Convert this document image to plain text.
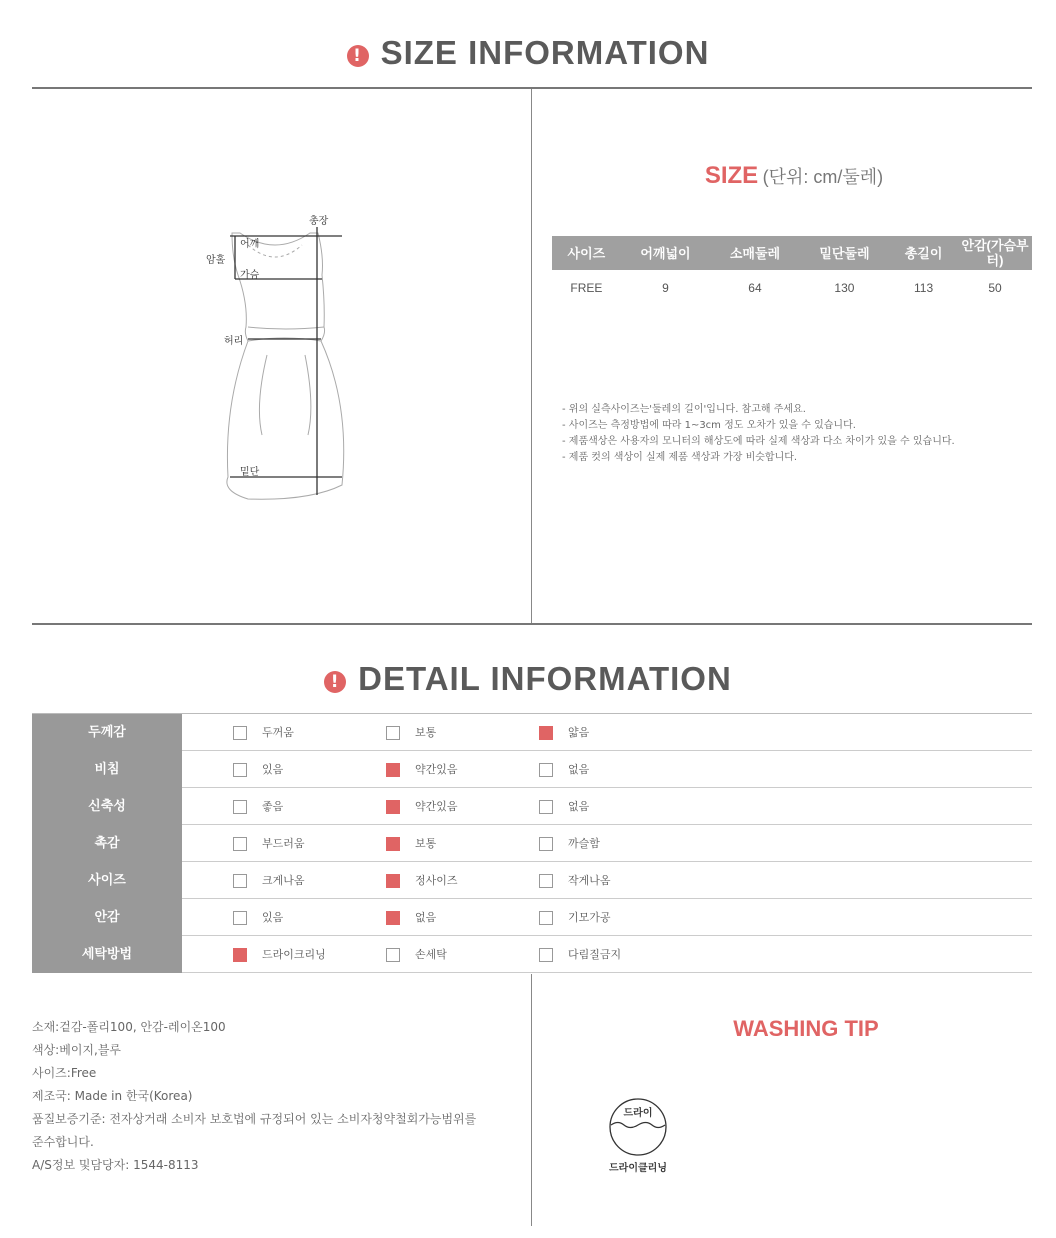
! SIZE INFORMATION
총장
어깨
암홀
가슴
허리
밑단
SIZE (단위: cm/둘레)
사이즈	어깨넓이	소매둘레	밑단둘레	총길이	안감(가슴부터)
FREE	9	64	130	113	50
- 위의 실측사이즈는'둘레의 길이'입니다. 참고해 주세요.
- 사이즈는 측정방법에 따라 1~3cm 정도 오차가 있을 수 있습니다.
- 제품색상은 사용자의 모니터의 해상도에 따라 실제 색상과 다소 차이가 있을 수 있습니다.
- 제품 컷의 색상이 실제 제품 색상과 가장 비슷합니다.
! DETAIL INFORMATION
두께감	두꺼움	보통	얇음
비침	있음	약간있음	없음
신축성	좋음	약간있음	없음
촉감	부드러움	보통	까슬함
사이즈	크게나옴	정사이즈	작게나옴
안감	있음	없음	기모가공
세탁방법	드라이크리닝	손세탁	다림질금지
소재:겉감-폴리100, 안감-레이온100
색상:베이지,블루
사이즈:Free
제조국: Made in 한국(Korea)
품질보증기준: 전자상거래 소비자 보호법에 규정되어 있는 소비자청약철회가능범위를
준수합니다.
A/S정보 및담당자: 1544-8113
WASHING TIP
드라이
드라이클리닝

====================

▶ _TASK_
Leave out every picture and copy the rest of the records exactly.

▶ _EXERCISE SOLUTION_
Convert this document image to plain text.
! SIZE INFORMATION
총장
어깨
암홀
가슴
허리
밑단
SIZE (단위: cm/둘레)
사이즈	어깨넓이	소매둘레	밑단둘레	총길이	안감(가슴부터)
FREE	9	64	130	113	50
- 위의 실측사이즈는'둘레의 길이'입니다. 참고해 주세요.
- 사이즈는 측정방법에 따라 1~3cm 정도 오차가 있을 수 있습니다.
- 제품색상은 사용자의 모니터의 해상도에 따라 실제 색상과 다소 차이가 있을 수 있습니다.
- 제품 컷의 색상이 실제 제품 색상과 가장 비슷합니다.
! DETAIL INFORMATION
두께감	두꺼움	보통	얇음
비침	있음	약간있음	없음
신축성	좋음	약간있음	없음
촉감	부드러움	보통	까슬함
사이즈	크게나옴	정사이즈	작게나옴
안감	있음	없음	기모가공
세탁방법	드라이크리닝	손세탁	다림질금지
소재:겉감-폴리100, 안감-레이온100
색상:베이지,블루
사이즈:Free
제조국: Made in 한국(Korea)
품질보증기준: 전자상거래 소비자 보호법에 규정되어 있는 소비자청약철회가능범위를
준수합니다.
A/S정보 및담당자: 1544-8113
WASHING TIP
드라이
드라이클리닝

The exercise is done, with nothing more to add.